Available data.

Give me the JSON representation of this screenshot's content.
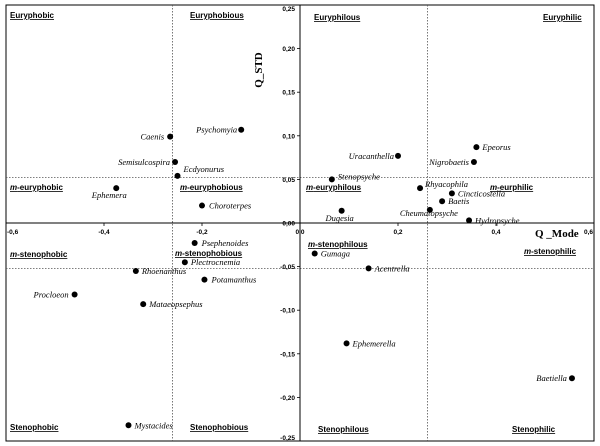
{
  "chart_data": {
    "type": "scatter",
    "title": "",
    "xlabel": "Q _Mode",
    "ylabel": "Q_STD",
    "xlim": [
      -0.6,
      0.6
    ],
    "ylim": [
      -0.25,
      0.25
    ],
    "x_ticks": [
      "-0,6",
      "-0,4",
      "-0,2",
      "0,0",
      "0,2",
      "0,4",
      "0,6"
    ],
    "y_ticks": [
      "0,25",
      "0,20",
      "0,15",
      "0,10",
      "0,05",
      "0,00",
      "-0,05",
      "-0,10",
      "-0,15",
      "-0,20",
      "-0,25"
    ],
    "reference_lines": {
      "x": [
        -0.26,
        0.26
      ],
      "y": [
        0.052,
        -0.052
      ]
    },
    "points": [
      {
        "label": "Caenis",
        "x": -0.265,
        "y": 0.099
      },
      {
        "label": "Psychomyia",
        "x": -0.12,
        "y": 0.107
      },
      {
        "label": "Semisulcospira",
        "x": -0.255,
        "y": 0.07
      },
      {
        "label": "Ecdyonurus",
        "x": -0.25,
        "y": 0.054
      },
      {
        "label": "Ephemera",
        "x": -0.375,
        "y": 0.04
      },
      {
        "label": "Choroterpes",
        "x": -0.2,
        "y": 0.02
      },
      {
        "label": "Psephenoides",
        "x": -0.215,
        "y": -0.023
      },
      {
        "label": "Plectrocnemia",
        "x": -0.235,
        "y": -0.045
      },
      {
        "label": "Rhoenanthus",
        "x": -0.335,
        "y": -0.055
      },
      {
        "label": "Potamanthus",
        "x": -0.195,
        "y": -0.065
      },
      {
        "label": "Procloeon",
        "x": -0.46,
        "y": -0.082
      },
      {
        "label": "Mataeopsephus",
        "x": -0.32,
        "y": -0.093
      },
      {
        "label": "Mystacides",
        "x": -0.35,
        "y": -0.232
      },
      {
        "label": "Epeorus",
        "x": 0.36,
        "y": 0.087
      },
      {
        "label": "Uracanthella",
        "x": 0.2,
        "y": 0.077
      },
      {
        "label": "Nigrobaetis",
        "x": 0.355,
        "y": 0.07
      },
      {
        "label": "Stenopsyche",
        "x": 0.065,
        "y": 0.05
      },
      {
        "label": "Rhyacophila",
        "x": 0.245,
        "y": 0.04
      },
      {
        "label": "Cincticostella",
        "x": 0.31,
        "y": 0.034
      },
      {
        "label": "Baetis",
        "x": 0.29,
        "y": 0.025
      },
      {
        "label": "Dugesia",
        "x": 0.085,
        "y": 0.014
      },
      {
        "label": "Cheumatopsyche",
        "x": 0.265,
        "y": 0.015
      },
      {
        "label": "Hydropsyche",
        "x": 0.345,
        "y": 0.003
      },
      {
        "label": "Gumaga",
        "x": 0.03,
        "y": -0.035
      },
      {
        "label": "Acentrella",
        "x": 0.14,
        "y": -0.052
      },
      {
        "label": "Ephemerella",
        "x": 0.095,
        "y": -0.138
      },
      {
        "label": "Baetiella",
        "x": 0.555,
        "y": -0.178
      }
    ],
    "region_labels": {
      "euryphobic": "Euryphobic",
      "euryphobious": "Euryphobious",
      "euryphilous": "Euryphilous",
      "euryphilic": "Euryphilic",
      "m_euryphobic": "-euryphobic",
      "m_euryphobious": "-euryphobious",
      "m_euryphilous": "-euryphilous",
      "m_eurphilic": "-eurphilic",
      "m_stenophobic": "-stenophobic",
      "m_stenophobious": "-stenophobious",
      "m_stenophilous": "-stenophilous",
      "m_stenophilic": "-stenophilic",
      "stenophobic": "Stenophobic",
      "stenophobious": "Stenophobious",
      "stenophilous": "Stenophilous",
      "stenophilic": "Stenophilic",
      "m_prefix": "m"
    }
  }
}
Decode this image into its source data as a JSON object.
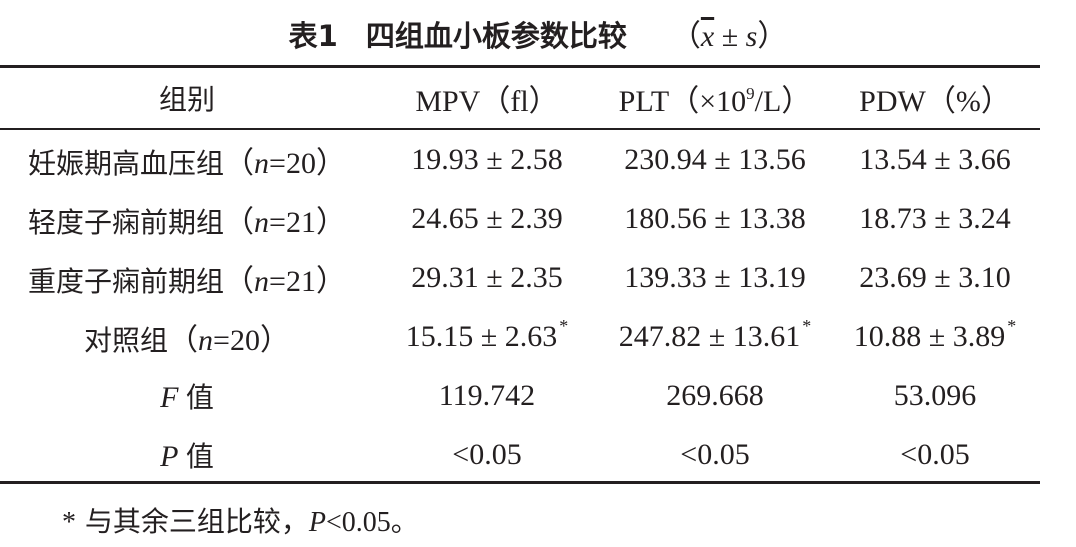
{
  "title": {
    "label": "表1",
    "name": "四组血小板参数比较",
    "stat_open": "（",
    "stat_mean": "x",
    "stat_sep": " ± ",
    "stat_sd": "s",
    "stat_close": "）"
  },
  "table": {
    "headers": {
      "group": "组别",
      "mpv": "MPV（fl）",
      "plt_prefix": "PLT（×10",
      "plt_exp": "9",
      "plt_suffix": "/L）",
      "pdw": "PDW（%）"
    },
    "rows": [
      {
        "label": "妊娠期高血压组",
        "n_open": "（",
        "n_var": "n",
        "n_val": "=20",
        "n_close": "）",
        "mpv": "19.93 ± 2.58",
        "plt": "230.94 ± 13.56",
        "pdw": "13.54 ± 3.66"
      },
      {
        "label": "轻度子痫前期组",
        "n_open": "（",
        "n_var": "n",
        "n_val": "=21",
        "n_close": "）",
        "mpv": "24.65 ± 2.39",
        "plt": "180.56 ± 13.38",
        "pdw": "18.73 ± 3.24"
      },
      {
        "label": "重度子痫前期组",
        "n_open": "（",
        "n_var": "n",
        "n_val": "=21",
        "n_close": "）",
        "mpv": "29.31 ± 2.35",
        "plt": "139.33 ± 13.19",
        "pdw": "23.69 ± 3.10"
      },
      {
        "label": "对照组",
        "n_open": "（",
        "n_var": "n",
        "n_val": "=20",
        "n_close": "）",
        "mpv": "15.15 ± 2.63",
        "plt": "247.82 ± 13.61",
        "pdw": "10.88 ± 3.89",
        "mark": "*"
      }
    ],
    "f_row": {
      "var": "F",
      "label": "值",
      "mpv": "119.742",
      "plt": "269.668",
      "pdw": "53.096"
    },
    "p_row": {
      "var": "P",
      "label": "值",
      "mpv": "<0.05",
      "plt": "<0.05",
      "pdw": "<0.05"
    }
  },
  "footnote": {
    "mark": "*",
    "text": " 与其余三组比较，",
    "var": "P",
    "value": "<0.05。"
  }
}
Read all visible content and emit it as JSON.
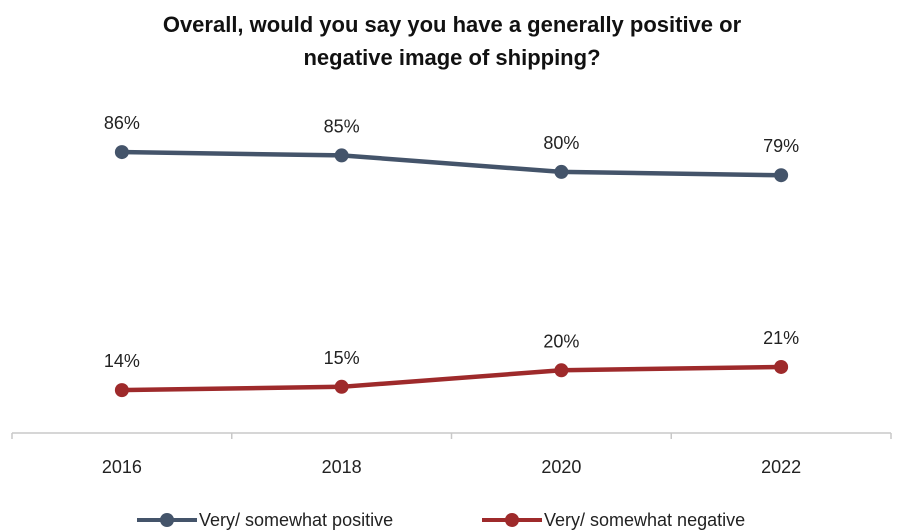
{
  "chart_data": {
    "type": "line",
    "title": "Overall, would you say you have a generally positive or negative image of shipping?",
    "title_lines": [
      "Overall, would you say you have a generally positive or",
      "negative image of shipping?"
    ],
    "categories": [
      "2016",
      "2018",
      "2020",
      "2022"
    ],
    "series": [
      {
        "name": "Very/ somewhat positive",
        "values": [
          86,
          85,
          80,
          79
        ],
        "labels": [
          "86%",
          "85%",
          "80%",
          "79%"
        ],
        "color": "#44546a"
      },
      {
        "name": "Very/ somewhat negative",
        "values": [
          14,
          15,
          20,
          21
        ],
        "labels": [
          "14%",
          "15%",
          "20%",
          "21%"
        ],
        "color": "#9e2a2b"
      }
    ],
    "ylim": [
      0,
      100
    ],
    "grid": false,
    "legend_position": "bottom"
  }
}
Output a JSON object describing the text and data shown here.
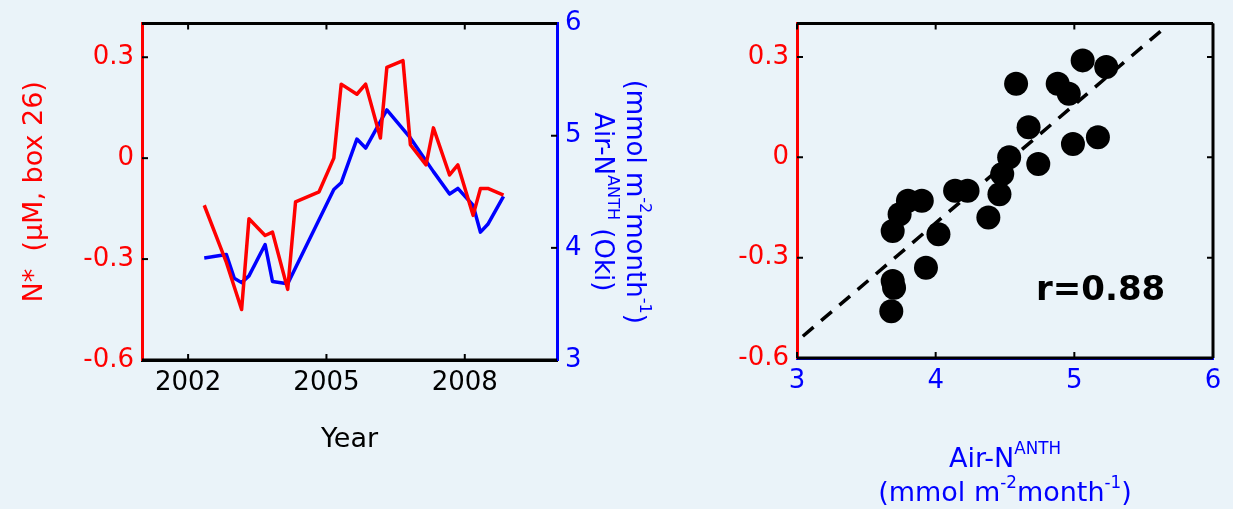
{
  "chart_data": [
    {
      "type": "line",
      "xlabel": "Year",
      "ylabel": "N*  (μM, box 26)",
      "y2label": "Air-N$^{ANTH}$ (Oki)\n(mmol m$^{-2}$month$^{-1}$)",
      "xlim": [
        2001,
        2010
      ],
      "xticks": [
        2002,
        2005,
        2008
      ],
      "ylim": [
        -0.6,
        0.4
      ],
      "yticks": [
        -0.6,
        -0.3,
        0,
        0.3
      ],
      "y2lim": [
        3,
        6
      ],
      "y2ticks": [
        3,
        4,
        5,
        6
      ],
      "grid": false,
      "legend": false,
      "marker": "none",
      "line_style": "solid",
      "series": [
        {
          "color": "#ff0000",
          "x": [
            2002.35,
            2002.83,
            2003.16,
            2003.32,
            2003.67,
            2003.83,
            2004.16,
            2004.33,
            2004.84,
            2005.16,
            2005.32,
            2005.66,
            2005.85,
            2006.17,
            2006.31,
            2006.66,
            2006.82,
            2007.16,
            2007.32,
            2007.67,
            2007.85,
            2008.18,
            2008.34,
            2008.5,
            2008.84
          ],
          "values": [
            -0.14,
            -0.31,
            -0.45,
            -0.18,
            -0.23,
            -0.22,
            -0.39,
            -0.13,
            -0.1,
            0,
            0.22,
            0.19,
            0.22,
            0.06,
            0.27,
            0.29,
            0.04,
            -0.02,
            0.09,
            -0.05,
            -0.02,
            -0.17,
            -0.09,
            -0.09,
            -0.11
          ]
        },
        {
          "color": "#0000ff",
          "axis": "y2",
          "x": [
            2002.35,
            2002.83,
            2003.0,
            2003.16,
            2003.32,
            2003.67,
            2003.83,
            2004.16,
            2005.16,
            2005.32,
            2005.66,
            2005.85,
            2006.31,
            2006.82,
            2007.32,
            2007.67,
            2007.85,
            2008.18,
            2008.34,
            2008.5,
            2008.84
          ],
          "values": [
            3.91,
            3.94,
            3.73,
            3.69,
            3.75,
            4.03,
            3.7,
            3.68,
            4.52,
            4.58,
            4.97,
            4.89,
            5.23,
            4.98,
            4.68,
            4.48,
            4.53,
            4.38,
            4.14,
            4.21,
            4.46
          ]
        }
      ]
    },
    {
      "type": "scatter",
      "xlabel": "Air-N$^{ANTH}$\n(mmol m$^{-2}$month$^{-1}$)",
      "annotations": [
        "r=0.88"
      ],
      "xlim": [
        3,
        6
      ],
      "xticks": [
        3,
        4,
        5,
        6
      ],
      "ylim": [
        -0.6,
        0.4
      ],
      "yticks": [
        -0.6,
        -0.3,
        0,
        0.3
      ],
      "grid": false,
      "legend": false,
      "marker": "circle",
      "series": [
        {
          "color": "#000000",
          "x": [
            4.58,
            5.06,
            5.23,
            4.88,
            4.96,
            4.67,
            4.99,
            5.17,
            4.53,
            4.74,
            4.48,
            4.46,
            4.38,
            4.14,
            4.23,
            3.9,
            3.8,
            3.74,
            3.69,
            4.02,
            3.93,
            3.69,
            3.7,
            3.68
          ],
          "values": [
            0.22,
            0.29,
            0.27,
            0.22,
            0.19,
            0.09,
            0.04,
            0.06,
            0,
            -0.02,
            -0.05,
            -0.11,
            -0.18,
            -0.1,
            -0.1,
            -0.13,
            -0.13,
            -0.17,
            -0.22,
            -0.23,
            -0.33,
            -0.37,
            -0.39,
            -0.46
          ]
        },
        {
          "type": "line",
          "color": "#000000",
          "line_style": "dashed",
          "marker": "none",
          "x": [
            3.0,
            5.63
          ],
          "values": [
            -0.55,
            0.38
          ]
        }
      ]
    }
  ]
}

Brief. Scan the lines for the string "Very". Copy out each line that matches.

Solution for this problem.
        "name": "Very/ somewhat positive",
        "name": "Very/ somewhat negative",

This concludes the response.